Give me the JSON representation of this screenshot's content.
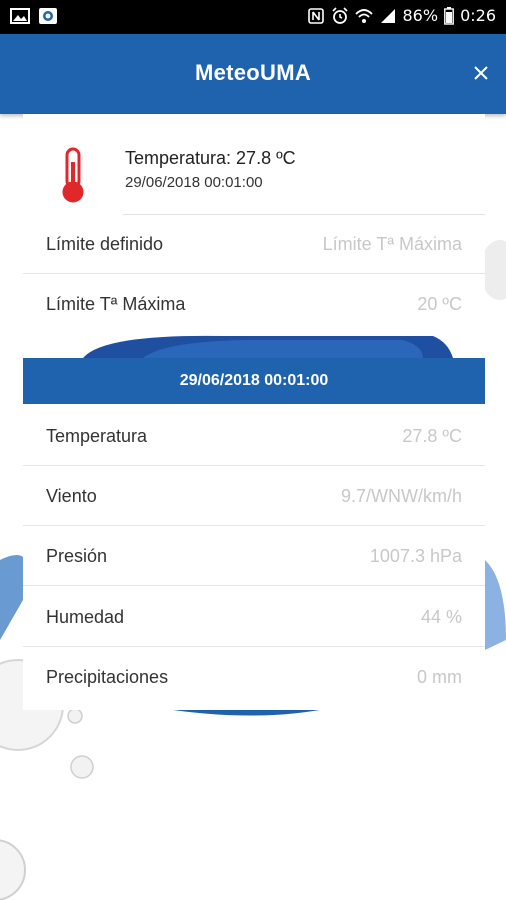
{
  "statusbar": {
    "battery": "86%",
    "time": "0:26"
  },
  "appbar": {
    "title": "MeteoUMA"
  },
  "alert": {
    "summary_title": "Temperatura: 27.8 ºC",
    "summary_date": "29/06/2018 00:01:00",
    "rows": [
      {
        "label": "Límite definido",
        "value": "Límite Tª Máxima"
      },
      {
        "label": "Límite Tª Máxima",
        "value": "20 ºC"
      }
    ]
  },
  "observation": {
    "date": "29/06/2018 00:01:00",
    "rows": [
      {
        "label": "Temperatura",
        "value": "27.8 ºC"
      },
      {
        "label": "Viento",
        "value": "9.7/WNW/km/h"
      },
      {
        "label": "Presión",
        "value": "1007.3 hPa"
      },
      {
        "label": "Humedad",
        "value": "44 %"
      },
      {
        "label": "Precipitaciones",
        "value": "0 mm"
      }
    ]
  },
  "colors": {
    "primary": "#1f63ae",
    "thermometer": "#e0282b"
  }
}
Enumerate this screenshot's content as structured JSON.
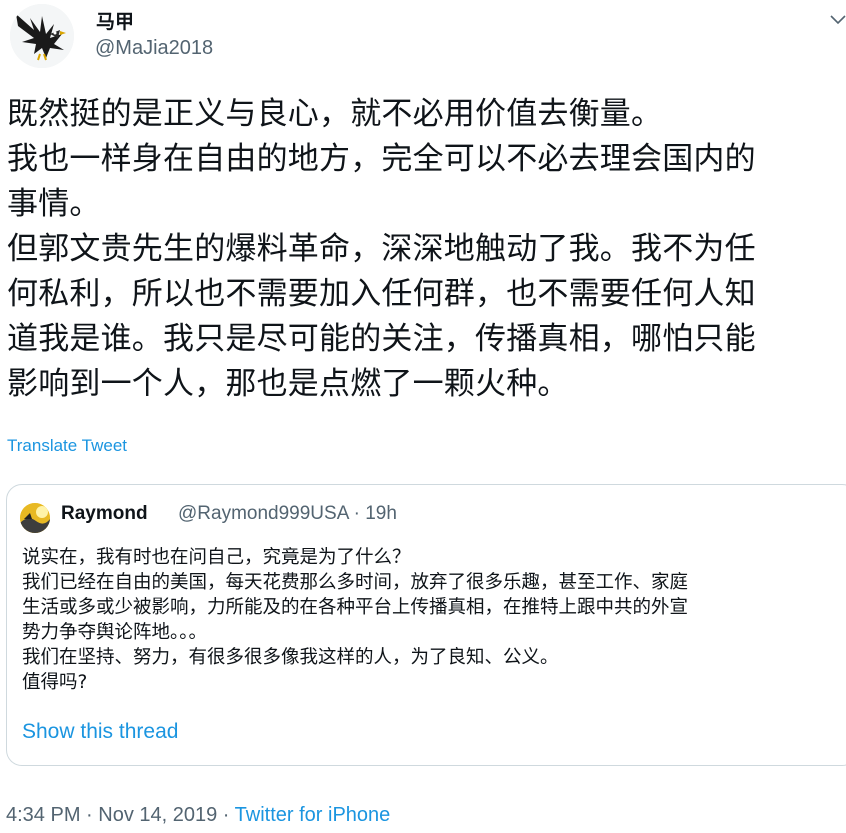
{
  "author": {
    "display_name": "马甲",
    "handle": "@MaJia2018",
    "avatar_icon": "eagle-avatar-icon"
  },
  "tweet": {
    "lines": [
      "既然挺的是正义与良心，就不必用价值去衡量。",
      "我也一样身在自由的地方，完全可以不必去理会国内的",
      "事情。",
      "但郭文贵先生的爆料革命，深深地触动了我。我不为任",
      "何私利，所以也不需要加入任何群，也不需要任何人知",
      "道我是谁。我只是尽可能的关注，传播真相，哪怕只能",
      "影响到一个人，那也是点燃了一颗火种。"
    ],
    "translate_label": "Translate Tweet"
  },
  "quoted_tweet": {
    "display_name": "Raymond",
    "meta": "@Raymond999USA · 19h",
    "lines": [
      "说实在，我有时也在问自己，究竟是为了什么？",
      "我们已经在自由的美国，每天花费那么多时间，放弃了很多乐趣，甚至工作、家庭",
      "生活或多或少被影响，力所能及的在各种平台上传播真相，在推特上跟中共的外宣",
      "势力争夺舆论阵地。。。",
      "我们在坚持、努力，有很多很多像我这样的人，为了良知、公义。",
      "值得吗?"
    ],
    "show_thread_label": "Show this thread"
  },
  "footer": {
    "timestamp": "4:34 PM · Nov 14, 2019 · ",
    "source": "Twitter for iPhone"
  },
  "colors": {
    "link": "#1b95e0",
    "secondary_text": "#536471",
    "border": "#cfd9de"
  }
}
★ ★ ★ ★ ★
- _Problem statement_: Print out every entry above without changing a word, and leave out the pictures.

- _Written solution_:
Give me the JSON representation of this screenshot's content.
{
  "statusbar": {
    "battery": "86%",
    "time": "0:26"
  },
  "appbar": {
    "title": "MeteoUMA"
  },
  "alert": {
    "summary_title": "Temperatura: 27.8 ºC",
    "summary_date": "29/06/2018 00:01:00",
    "rows": [
      {
        "label": "Límite definido",
        "value": "Límite Tª Máxima"
      },
      {
        "label": "Límite Tª Máxima",
        "value": "20 ºC"
      }
    ]
  },
  "observation": {
    "date": "29/06/2018 00:01:00",
    "rows": [
      {
        "label": "Temperatura",
        "value": "27.8 ºC"
      },
      {
        "label": "Viento",
        "value": "9.7/WNW/km/h"
      },
      {
        "label": "Presión",
        "value": "1007.3 hPa"
      },
      {
        "label": "Humedad",
        "value": "44 %"
      },
      {
        "label": "Precipitaciones",
        "value": "0 mm"
      }
    ]
  },
  "colors": {
    "primary": "#1f63ae",
    "thermometer": "#e0282b"
  }
}
Enumerate this screenshot's content as structured JSON.
{
  "author": {
    "display_name": "马甲",
    "handle": "@MaJia2018",
    "avatar_icon": "eagle-avatar-icon"
  },
  "tweet": {
    "lines": [
      "既然挺的是正义与良心，就不必用价值去衡量。",
      "我也一样身在自由的地方，完全可以不必去理会国内的",
      "事情。",
      "但郭文贵先生的爆料革命，深深地触动了我。我不为任",
      "何私利，所以也不需要加入任何群，也不需要任何人知",
      "道我是谁。我只是尽可能的关注，传播真相，哪怕只能",
      "影响到一个人，那也是点燃了一颗火种。"
    ],
    "translate_label": "Translate Tweet"
  },
  "quoted_tweet": {
    "display_name": "Raymond",
    "meta": "@Raymond999USA · 19h",
    "lines": [
      "说实在，我有时也在问自己，究竟是为了什么？",
      "我们已经在自由的美国，每天花费那么多时间，放弃了很多乐趣，甚至工作、家庭",
      "生活或多或少被影响，力所能及的在各种平台上传播真相，在推特上跟中共的外宣",
      "势力争夺舆论阵地。。。",
      "我们在坚持、努力，有很多很多像我这样的人，为了良知、公义。",
      "值得吗?"
    ],
    "show_thread_label": "Show this thread"
  },
  "footer": {
    "timestamp": "4:34 PM · Nov 14, 2019 · ",
    "source": "Twitter for iPhone"
  },
  "colors": {
    "link": "#1b95e0",
    "secondary_text": "#536471",
    "border": "#cfd9de"
  }
}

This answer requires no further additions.